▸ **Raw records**
····················
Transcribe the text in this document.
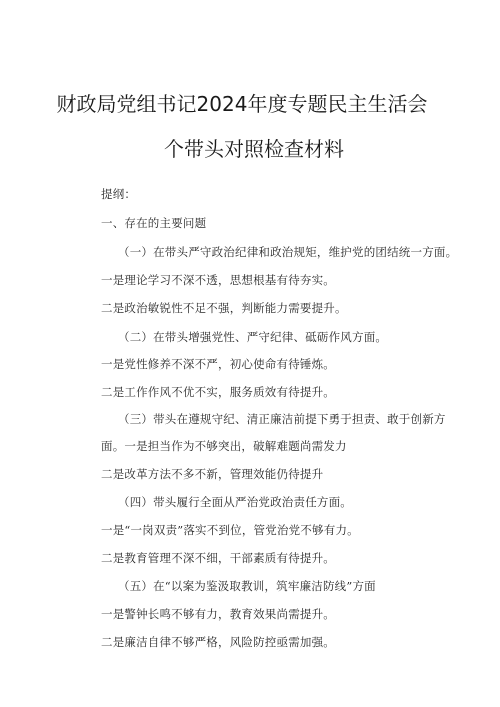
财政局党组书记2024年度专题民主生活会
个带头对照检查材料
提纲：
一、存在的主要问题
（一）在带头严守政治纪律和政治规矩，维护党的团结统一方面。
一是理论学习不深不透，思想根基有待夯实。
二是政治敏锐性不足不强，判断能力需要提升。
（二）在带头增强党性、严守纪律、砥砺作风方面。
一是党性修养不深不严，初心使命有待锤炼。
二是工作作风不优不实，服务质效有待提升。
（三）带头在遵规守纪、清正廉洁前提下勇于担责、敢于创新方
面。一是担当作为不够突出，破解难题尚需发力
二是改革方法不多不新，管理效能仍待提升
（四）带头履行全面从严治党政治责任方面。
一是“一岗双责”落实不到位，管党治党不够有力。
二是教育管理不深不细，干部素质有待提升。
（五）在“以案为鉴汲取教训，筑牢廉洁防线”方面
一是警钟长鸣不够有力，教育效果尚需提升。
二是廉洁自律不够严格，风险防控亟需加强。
····················
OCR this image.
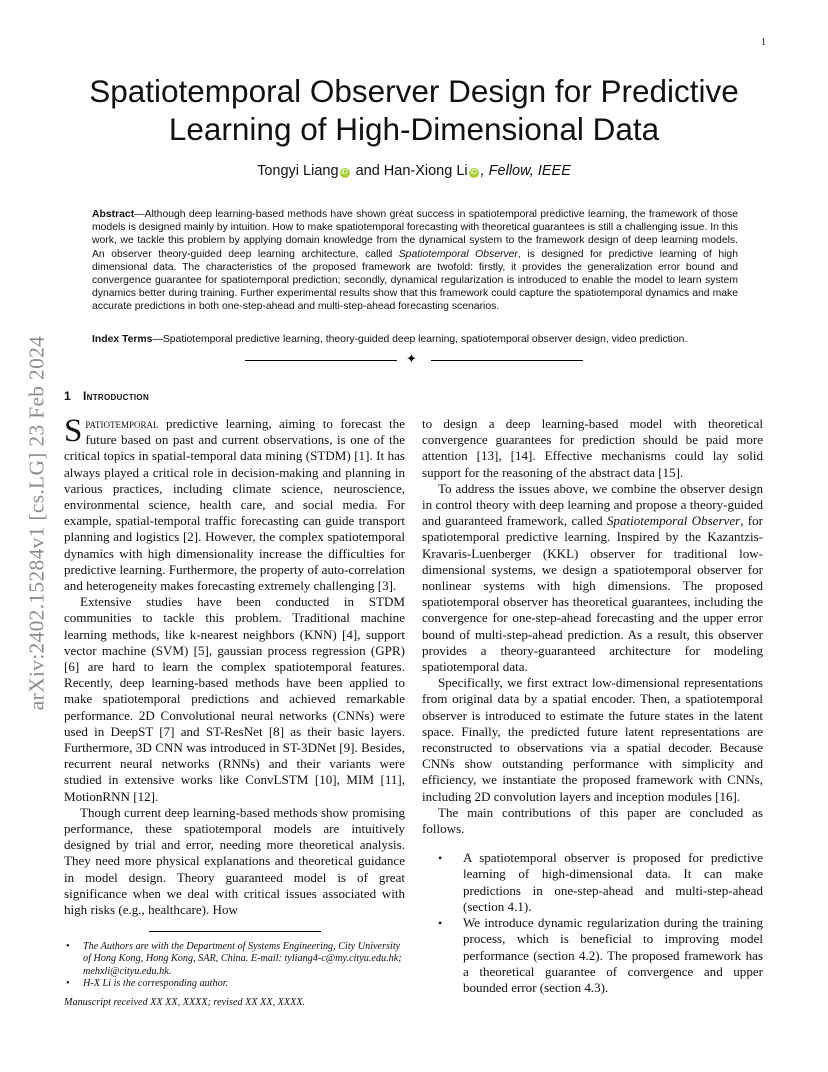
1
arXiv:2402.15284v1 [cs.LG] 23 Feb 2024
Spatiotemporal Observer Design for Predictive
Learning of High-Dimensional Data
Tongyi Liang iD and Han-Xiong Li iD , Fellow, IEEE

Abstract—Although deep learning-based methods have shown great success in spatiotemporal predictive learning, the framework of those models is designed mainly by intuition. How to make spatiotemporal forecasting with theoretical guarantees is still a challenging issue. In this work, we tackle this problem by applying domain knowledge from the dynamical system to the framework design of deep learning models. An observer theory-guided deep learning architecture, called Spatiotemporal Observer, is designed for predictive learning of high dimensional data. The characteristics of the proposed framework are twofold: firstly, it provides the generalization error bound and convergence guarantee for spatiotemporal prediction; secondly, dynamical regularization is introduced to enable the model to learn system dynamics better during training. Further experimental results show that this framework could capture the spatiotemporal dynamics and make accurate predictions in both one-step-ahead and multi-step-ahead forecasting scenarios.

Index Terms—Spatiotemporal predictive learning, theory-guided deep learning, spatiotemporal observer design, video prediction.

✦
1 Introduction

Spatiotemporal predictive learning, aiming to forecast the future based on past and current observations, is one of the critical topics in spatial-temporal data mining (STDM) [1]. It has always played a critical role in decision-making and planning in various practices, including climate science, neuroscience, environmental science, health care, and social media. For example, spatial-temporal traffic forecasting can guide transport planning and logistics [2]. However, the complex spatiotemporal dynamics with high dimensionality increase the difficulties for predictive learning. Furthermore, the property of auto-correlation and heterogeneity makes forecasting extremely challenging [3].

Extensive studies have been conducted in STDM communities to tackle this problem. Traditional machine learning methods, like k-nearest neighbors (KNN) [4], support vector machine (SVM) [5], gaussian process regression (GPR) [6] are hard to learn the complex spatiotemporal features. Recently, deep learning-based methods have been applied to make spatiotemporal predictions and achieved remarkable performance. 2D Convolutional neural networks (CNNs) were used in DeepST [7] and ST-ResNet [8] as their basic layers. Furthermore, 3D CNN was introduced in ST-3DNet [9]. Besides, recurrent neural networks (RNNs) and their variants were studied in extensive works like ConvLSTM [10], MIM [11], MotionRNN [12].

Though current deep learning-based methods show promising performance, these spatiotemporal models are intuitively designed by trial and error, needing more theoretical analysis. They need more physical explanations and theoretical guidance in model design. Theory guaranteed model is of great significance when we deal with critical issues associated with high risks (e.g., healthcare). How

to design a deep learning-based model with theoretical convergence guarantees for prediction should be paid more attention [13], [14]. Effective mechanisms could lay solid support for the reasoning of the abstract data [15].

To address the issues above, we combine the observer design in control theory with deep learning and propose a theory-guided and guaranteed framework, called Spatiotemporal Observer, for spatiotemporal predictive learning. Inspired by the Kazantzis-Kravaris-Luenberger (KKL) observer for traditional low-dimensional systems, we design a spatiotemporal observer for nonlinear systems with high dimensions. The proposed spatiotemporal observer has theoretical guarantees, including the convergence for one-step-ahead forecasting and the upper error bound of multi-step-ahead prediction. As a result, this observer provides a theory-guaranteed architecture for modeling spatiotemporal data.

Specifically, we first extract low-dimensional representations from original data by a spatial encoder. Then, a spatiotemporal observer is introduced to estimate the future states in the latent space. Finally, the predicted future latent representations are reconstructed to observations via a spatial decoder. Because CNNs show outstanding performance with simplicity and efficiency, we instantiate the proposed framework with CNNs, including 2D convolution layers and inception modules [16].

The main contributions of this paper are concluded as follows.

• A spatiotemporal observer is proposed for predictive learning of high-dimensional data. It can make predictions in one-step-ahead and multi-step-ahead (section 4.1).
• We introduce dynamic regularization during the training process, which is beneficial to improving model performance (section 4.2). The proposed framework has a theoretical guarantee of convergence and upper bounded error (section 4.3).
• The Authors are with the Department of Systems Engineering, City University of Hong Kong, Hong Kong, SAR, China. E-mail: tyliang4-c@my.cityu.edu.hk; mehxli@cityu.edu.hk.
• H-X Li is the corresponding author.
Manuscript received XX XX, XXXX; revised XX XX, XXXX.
····················
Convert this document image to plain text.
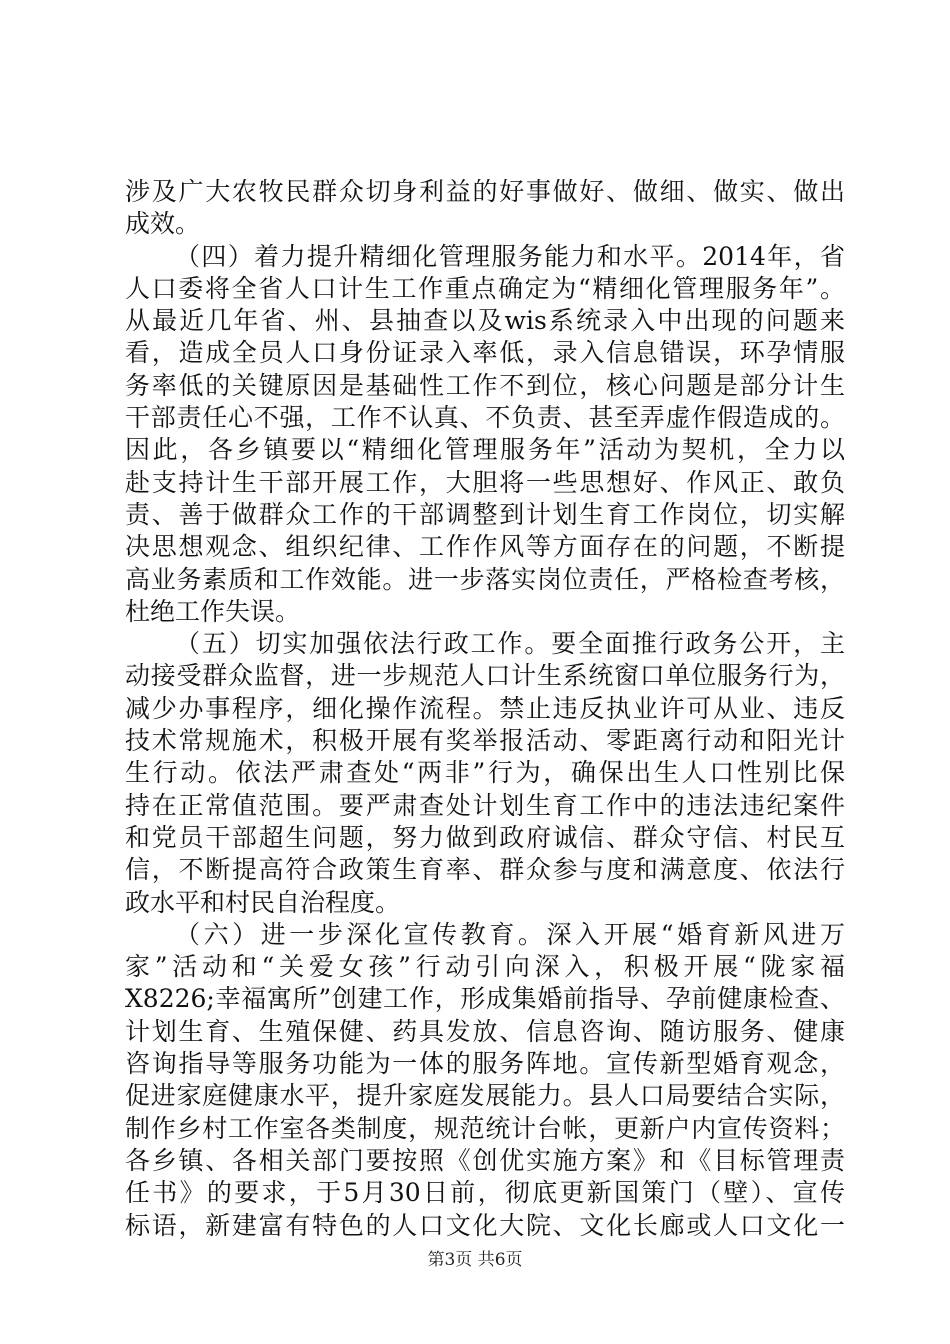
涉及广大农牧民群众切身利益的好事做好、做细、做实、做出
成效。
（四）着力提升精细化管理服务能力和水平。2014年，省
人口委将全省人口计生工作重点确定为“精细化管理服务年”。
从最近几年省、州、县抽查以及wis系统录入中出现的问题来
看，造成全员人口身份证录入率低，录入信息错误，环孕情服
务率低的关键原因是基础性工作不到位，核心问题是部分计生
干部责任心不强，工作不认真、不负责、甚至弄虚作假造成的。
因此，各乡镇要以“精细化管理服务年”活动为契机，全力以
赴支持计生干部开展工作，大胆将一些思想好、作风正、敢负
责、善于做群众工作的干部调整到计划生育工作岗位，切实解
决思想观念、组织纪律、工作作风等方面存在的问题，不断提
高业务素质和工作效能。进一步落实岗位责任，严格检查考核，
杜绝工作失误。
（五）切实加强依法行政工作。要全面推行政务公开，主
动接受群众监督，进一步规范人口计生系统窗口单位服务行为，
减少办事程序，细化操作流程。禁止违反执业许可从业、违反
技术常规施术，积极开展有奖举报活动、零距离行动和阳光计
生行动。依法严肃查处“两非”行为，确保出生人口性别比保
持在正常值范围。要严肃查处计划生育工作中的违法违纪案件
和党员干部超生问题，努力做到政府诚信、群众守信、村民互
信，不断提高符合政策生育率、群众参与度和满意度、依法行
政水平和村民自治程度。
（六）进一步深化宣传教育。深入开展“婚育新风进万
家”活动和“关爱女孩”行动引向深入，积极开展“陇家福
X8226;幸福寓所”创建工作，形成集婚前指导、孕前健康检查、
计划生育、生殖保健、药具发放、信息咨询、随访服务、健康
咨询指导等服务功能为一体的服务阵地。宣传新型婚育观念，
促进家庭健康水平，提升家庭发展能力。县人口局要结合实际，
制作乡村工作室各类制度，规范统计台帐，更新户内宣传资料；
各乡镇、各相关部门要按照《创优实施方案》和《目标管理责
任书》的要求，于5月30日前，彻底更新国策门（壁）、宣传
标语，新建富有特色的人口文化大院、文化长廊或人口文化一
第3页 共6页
····················
Identify and copy all lines with the word "section".

▸ **Output of the task**
• A spatiotemporal observer is proposed for predictive learning of high-dimensional data. It can make predictions in one-step-ahead and multi-step-ahead (section 4.1).
• We introduce dynamic regularization during the training process, which is beneficial to improving model performance (section 4.2). The proposed framework has a theoretical guarantee of convergence and upper bounded error (section 4.3).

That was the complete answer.